| Written problem |
Each line that follows should be printed again exactly as it stands.

------ Extracted information

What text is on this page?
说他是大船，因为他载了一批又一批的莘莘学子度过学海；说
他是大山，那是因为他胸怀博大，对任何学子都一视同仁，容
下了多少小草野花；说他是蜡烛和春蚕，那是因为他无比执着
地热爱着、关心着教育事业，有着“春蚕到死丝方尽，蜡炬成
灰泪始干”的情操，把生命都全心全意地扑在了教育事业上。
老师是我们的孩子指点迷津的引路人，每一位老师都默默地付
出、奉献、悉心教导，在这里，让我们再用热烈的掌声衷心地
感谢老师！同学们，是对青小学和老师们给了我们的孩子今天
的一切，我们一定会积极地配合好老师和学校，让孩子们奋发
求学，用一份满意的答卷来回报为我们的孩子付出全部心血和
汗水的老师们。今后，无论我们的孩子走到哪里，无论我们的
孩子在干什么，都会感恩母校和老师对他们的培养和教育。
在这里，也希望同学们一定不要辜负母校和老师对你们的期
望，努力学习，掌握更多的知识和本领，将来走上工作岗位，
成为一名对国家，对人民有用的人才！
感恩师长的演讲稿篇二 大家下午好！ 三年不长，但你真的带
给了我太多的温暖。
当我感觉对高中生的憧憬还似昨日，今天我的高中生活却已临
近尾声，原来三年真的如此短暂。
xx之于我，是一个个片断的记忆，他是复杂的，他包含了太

------------

| Written answer |
What text is on this page?
说他是大船，因为他载了一批又一批的莘莘学子度过学海；说
他是大山，那是因为他胸怀博大，对任何学子都一视同仁，容
下了多少小草野花；说他是蜡烛和春蚕，那是因为他无比执着
地热爱着、关心着教育事业，有着“春蚕到死丝方尽，蜡炬成
灰泪始干”的情操，把生命都全心全意地扑在了教育事业上。
老师是我们的孩子指点迷津的引路人，每一位老师都默默地付
出、奉献、悉心教导，在这里，让我们再用热烈的掌声衷心地
感谢老师！同学们，是对青小学和老师们给了我们的孩子今天
的一切，我们一定会积极地配合好老师和学校，让孩子们奋发
求学，用一份满意的答卷来回报为我们的孩子付出全部心血和
汗水的老师们。今后，无论我们的孩子走到哪里，无论我们的
孩子在干什么，都会感恩母校和老师对他们的培养和教育。
在这里，也希望同学们一定不要辜负母校和老师对你们的期
望，努力学习，掌握更多的知识和本领，将来走上工作岗位，
成为一名对国家，对人民有用的人才！
感恩师长的演讲稿篇二 大家下午好！ 三年不长，但你真的带
给了我太多的温暖。
当我感觉对高中生的憧憬还似昨日，今天我的高中生活却已临
近尾声，原来三年真的如此短暂。
xx之于我，是一个个片断的记忆，他是复杂的，他包含了太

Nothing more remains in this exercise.